> **Task requirements**
Scan the data below. Pull out each line where "Long" occurs.

(Rows from a figure dataset)

## START

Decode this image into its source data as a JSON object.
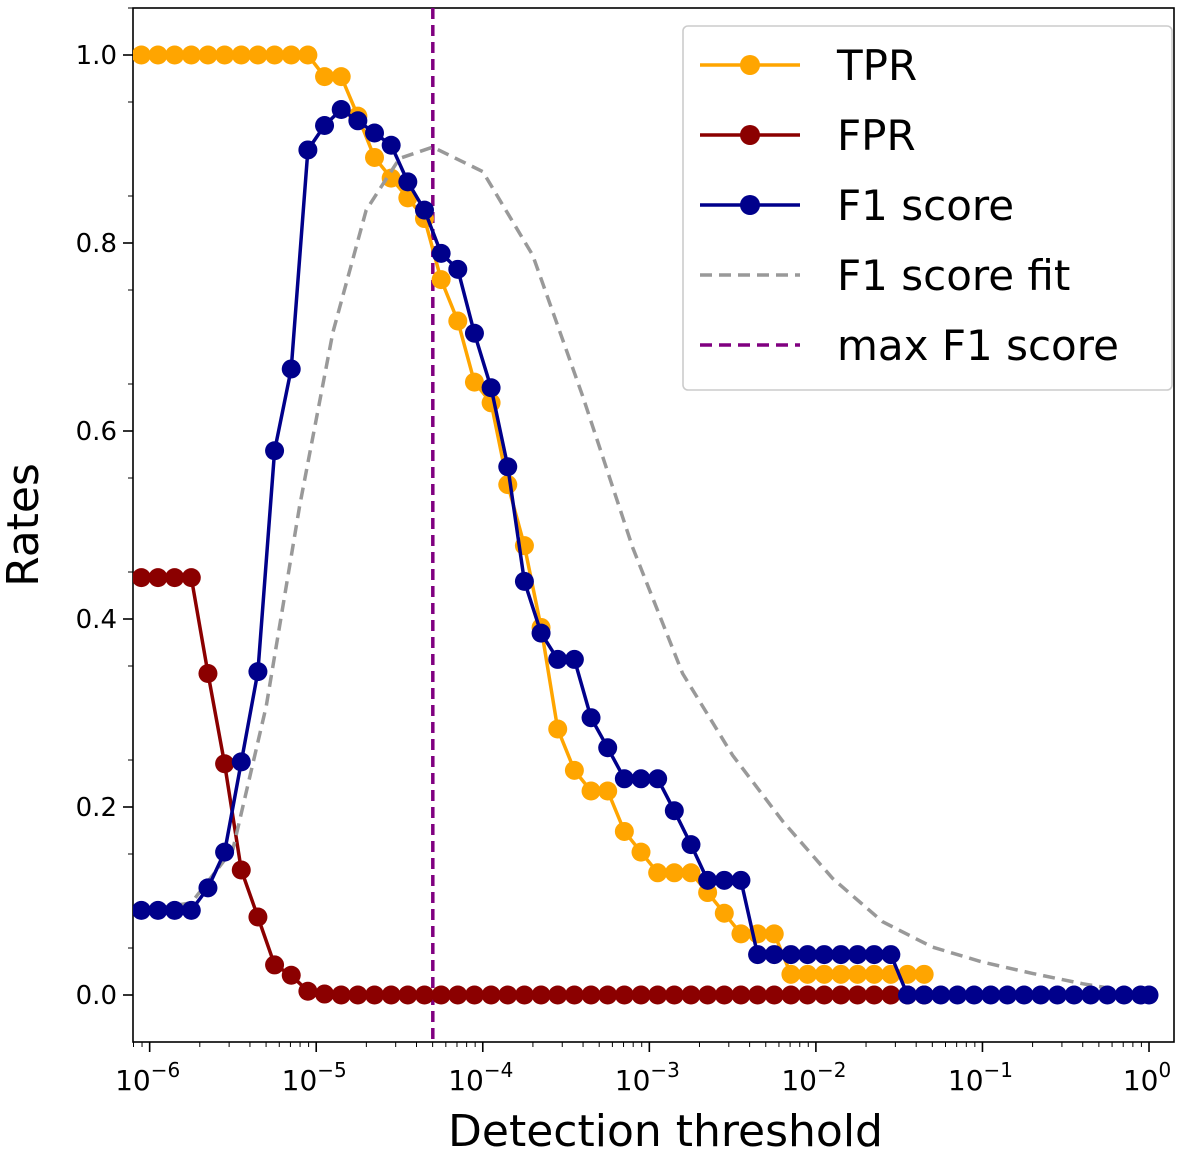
{
  "chart_data": {
    "type": "line",
    "xscale": "log",
    "xlabel": "Detection threshold",
    "ylabel": "Rates",
    "xlim_exp": [
      -6.1,
      0.15
    ],
    "ylim": [
      -0.05,
      1.05
    ],
    "yticks": [
      0.0,
      0.2,
      0.4,
      0.6,
      0.8,
      1.0
    ],
    "ytick_labels": [
      "0.0",
      "0.2",
      "0.4",
      "0.6",
      "0.8",
      "1.0"
    ],
    "xtick_exponents": [
      -6,
      -5,
      -4,
      -3,
      -2,
      -1,
      0
    ],
    "xtick_base": "10",
    "xtick_labels": [
      "−6",
      "−5",
      "−4",
      "−3",
      "−2",
      "−1",
      "0"
    ],
    "legend_position": "top-right",
    "x_exp": [
      -6.05,
      -5.95,
      -5.85,
      -5.75,
      -5.65,
      -5.55,
      -5.45,
      -5.35,
      -5.25,
      -5.15,
      -5.05,
      -4.95,
      -4.85,
      -4.75,
      -4.65,
      -4.55,
      -4.45,
      -4.35,
      -4.25,
      -4.15,
      -4.05,
      -3.95,
      -3.85,
      -3.75,
      -3.65,
      -3.55,
      -3.45,
      -3.35,
      -3.25,
      -3.15,
      -3.05,
      -2.95,
      -2.85,
      -2.75,
      -2.65,
      -2.55,
      -2.45,
      -2.35,
      -2.25,
      -2.15,
      -2.05,
      -1.95,
      -1.85,
      -1.75,
      -1.65,
      -1.55,
      -1.45,
      -1.35,
      -1.25,
      -1.15,
      -1.05,
      -0.95,
      -0.85,
      -0.75,
      -0.65,
      -0.55,
      -0.45,
      -0.35,
      -0.25,
      -0.15,
      -0.05,
      0.0
    ],
    "series": [
      {
        "name": "TPR",
        "color": "#FFA500",
        "style": "line-marker",
        "values": [
          1.0,
          1.0,
          1.0,
          1.0,
          1.0,
          1.0,
          1.0,
          1.0,
          1.0,
          1.0,
          1.0,
          0.977,
          0.977,
          0.935,
          0.891,
          0.869,
          0.848,
          0.826,
          0.761,
          0.717,
          0.652,
          0.63,
          0.543,
          0.478,
          0.391,
          0.283,
          0.239,
          0.217,
          0.217,
          0.174,
          0.152,
          0.13,
          0.13,
          0.13,
          0.109,
          0.087,
          0.065,
          0.065,
          0.065,
          0.022,
          0.022,
          0.022,
          0.022,
          0.022,
          0.022,
          0.022,
          0.022,
          0.022,
          null,
          null,
          null,
          null,
          null,
          null,
          null,
          null,
          null,
          null,
          null,
          null,
          null,
          null
        ]
      },
      {
        "name": "FPR",
        "color": "#8B0000",
        "style": "line-marker",
        "values": [
          0.444,
          0.444,
          0.444,
          0.444,
          0.342,
          0.246,
          0.133,
          0.083,
          0.032,
          0.021,
          0.004,
          0.001,
          0.0,
          0.0,
          0.0,
          0.0,
          0.0,
          0.0,
          0.0,
          0.0,
          0.0,
          0.0,
          0.0,
          0.0,
          0.0,
          0.0,
          0.0,
          0.0,
          0.0,
          0.0,
          0.0,
          0.0,
          0.0,
          0.0,
          0.0,
          0.0,
          0.0,
          0.0,
          0.0,
          0.0,
          0.0,
          0.0,
          0.0,
          0.0,
          0.0,
          0.0,
          0.0,
          0.0,
          null,
          null,
          null,
          null,
          null,
          null,
          null,
          null,
          null,
          null,
          null,
          null,
          null,
          null
        ]
      },
      {
        "name": "F1 score",
        "color": "#00008B",
        "style": "line-marker",
        "values": [
          0.09,
          0.09,
          0.09,
          0.09,
          0.114,
          0.152,
          0.248,
          0.344,
          0.579,
          0.666,
          0.899,
          0.925,
          0.942,
          0.93,
          0.917,
          0.904,
          0.865,
          0.835,
          0.789,
          0.772,
          0.704,
          0.646,
          0.562,
          0.44,
          0.385,
          0.357,
          0.357,
          0.295,
          0.263,
          0.23,
          0.23,
          0.23,
          0.196,
          0.16,
          0.122,
          0.122,
          0.122,
          0.043,
          0.043,
          0.043,
          0.043,
          0.043,
          0.043,
          0.043,
          0.043,
          0.043,
          0.0,
          0.0,
          0.0,
          0.0,
          0.0,
          0.0,
          0.0,
          0.0,
          0.0,
          0.0,
          0.0,
          0.0,
          0.0,
          0.0,
          0.0,
          0.0
        ]
      },
      {
        "name": "F1 score fit",
        "color": "#999999",
        "style": "dashed",
        "x_exp": [
          -6.05,
          -5.75,
          -5.5,
          -5.3,
          -5.1,
          -4.9,
          -4.7,
          -4.5,
          -4.3,
          -4.0,
          -3.7,
          -3.4,
          -3.1,
          -2.8,
          -2.5,
          -2.2,
          -1.9,
          -1.6,
          -1.3,
          -1.0,
          -0.7,
          -0.4,
          0.0
        ],
        "values": [
          0.09,
          0.098,
          0.155,
          0.307,
          0.52,
          0.705,
          0.835,
          0.89,
          0.902,
          0.876,
          0.787,
          0.637,
          0.476,
          0.342,
          0.255,
          0.185,
          0.124,
          0.078,
          0.051,
          0.035,
          0.023,
          0.012,
          0.0
        ]
      }
    ],
    "vline": {
      "name": "max F1 score",
      "x_exp": -4.3,
      "color": "#800080",
      "style": "dashed"
    }
  }
}
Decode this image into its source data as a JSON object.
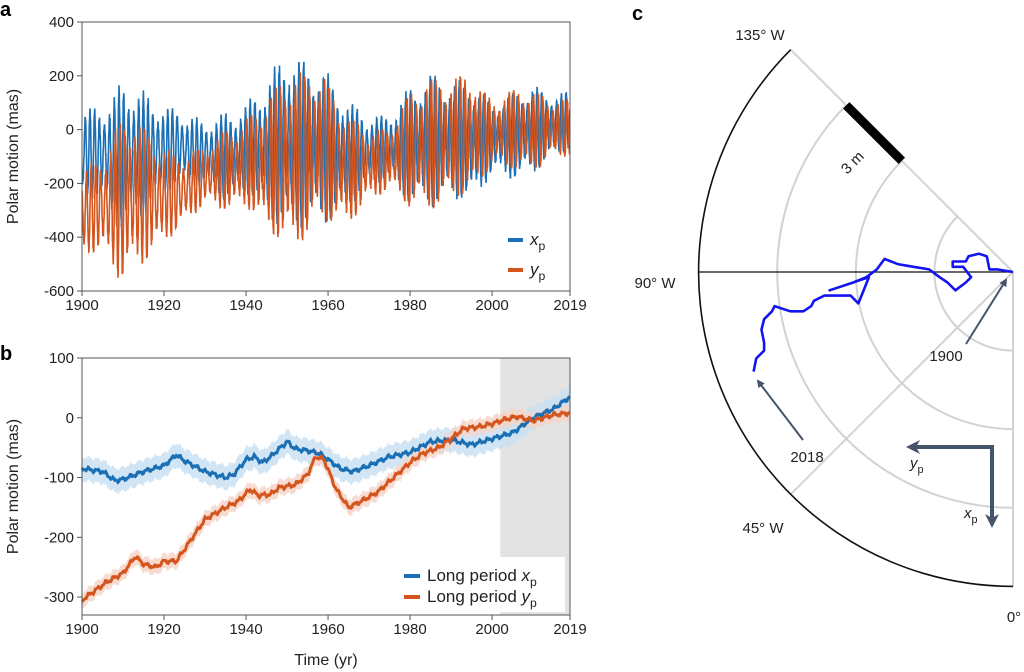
{
  "colors": {
    "xp": "#1a6fb5",
    "yp": "#d4561e",
    "xp_band": "#c9e1f3",
    "yp_band": "#f6d5c8",
    "pole_path": "#1414f0",
    "annotation": "#46546a",
    "highlight": "#e3e3e3"
  },
  "chart_data": [
    {
      "panel": "a",
      "type": "line",
      "ylabel": "Polar motion (mas)",
      "xlabel": "",
      "xlim": [
        1900,
        2019
      ],
      "ylim": [
        -600,
        400
      ],
      "xticks": [
        1900,
        1920,
        1940,
        1960,
        1980,
        2000,
        2019
      ],
      "yticks": [
        400,
        200,
        0,
        -200,
        -400,
        -600
      ],
      "legend_placement": "bottom-right",
      "series": [
        {
          "name": "x",
          "subscript": "p",
          "color_key": "xp",
          "oscillation_envelope_mas": {
            "x": [
              1900,
              1905,
              1910,
              1915,
              1920,
              1925,
              1930,
              1935,
              1940,
              1945,
              1950,
              1955,
              1960,
              1965,
              1970,
              1975,
              1980,
              1985,
              1990,
              1995,
              2000,
              2005,
              2010,
              2015,
              2019
            ],
            "y": [
              150,
              160,
              260,
              210,
              150,
              120,
              110,
              150,
              150,
              230,
              310,
              280,
              250,
              180,
              120,
              110,
              200,
              230,
              200,
              210,
              120,
              150,
              150,
              110,
              100
            ]
          }
        },
        {
          "name": "y",
          "subscript": "p",
          "color_key": "yp",
          "oscillation_envelope_mas": {
            "x": [
              1900,
              1905,
              1910,
              1915,
              1920,
              1925,
              1930,
              1935,
              1940,
              1945,
              1950,
              1955,
              1960,
              1965,
              1970,
              1975,
              1980,
              1985,
              1990,
              1995,
              2000,
              2005,
              2010,
              2015,
              2019
            ],
            "y": [
              140,
              170,
              290,
              240,
              160,
              120,
              100,
              140,
              150,
              230,
              300,
              290,
              240,
              190,
              120,
              110,
              200,
              230,
              210,
              210,
              110,
              140,
              140,
              100,
              100
            ]
          }
        }
      ]
    },
    {
      "panel": "b",
      "type": "line",
      "ylabel": "Polar motion (mas)",
      "xlabel": "Time (yr)",
      "xlim": [
        1900,
        2019
      ],
      "ylim": [
        -330,
        100
      ],
      "xticks": [
        1900,
        1920,
        1940,
        1960,
        1980,
        2000,
        2019
      ],
      "yticks": [
        100,
        0,
        -100,
        -200,
        -300
      ],
      "shaded_interval": [
        2002,
        2019
      ],
      "legend_placement": "bottom-right",
      "series": [
        {
          "name": "Long period x",
          "subscript": "p",
          "color_key": "xp",
          "uncertainty_mas": 20,
          "x": [
            1900,
            1905,
            1908,
            1910,
            1915,
            1920,
            1923,
            1925,
            1930,
            1935,
            1937,
            1940,
            1942,
            1944,
            1946,
            1950,
            1952,
            1955,
            1958,
            1960,
            1963,
            1966,
            1970,
            1975,
            1980,
            1985,
            1990,
            1995,
            2000,
            2005,
            2010,
            2015,
            2019
          ],
          "y": [
            -85,
            -90,
            -105,
            -103,
            -90,
            -80,
            -62,
            -72,
            -90,
            -100,
            -95,
            -70,
            -65,
            -75,
            -65,
            -40,
            -52,
            -55,
            -60,
            -70,
            -85,
            -90,
            -80,
            -65,
            -58,
            -40,
            -37,
            -45,
            -35,
            -25,
            0,
            15,
            35
          ]
        },
        {
          "name": "Long period y",
          "subscript": "p",
          "color_key": "yp",
          "uncertainty_mas": 13,
          "x": [
            1900,
            1903,
            1906,
            1910,
            1913,
            1915,
            1918,
            1920,
            1923,
            1926,
            1930,
            1935,
            1938,
            1941,
            1943,
            1946,
            1948,
            1952,
            1955,
            1957,
            1959,
            1962,
            1965,
            1968,
            1972,
            1976,
            1980,
            1983,
            1987,
            1990,
            1993,
            1997,
            2000,
            2003,
            2006,
            2010,
            2015,
            2019
          ],
          "y": [
            -305,
            -290,
            -275,
            -260,
            -232,
            -245,
            -250,
            -240,
            -240,
            -210,
            -170,
            -150,
            -140,
            -120,
            -130,
            -128,
            -117,
            -112,
            -95,
            -65,
            -70,
            -120,
            -150,
            -140,
            -125,
            -100,
            -75,
            -60,
            -50,
            -35,
            -18,
            -15,
            -10,
            -3,
            2,
            -5,
            5,
            8
          ]
        }
      ]
    },
    {
      "panel": "c",
      "type": "polar-path",
      "angle_labels": [
        "135° W",
        "90° W",
        "45° W",
        "0°"
      ],
      "ring_spacing_m": 3,
      "scale_bar_label": "3 m",
      "path_units": "m",
      "path_xp_m": [
        0,
        -0.1,
        -0.1,
        -0.6,
        -0.7,
        -0.6,
        -0.4,
        -0.4,
        -0.2,
        -0.2,
        0.2,
        0.4,
        0.7,
        0.4,
        0.2,
        -0.1,
        -0.2,
        -0.3,
        -0.5,
        -0.1,
        0.2,
        0.4,
        0.7,
        0.2,
        1.2,
        0.9,
        0.9,
        1.1,
        1.3,
        1.5,
        1.5,
        1.3,
        1.5,
        1.8,
        2.2,
        2.7,
        3.0,
        3.3,
        3.8
      ],
      "path_yp_m": [
        0,
        0.6,
        0.9,
        1.0,
        1.3,
        1.7,
        1.8,
        2.3,
        2.3,
        1.9,
        1.6,
        1.8,
        2.2,
        2.5,
        2.8,
        3.2,
        3.8,
        4.4,
        4.9,
        5.2,
        5.6,
        6.1,
        7.0,
        5.5,
        5.9,
        6.2,
        7.2,
        7.6,
        7.7,
        8.0,
        8.5,
        9.1,
        9.2,
        9.5,
        9.6,
        9.5,
        9.5,
        9.8,
        9.9
      ],
      "start_label": "1900",
      "end_label": "2018",
      "axis_labels": {
        "x": "x",
        "y": "y",
        "subscript": "p"
      }
    }
  ],
  "panel_letters": [
    "a",
    "b",
    "c"
  ]
}
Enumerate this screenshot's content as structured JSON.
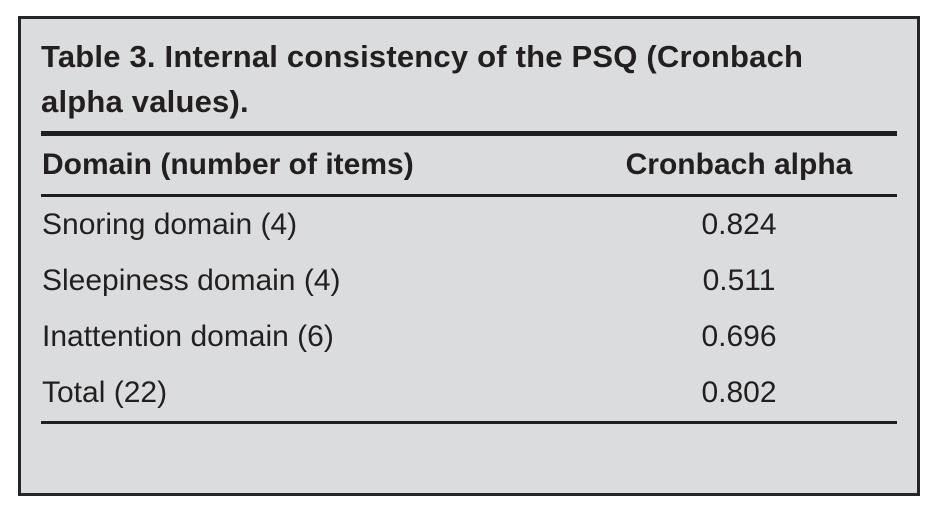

## END

> **Solution for this exercise**
          "name": "Long period x",
          "name": "Long period y",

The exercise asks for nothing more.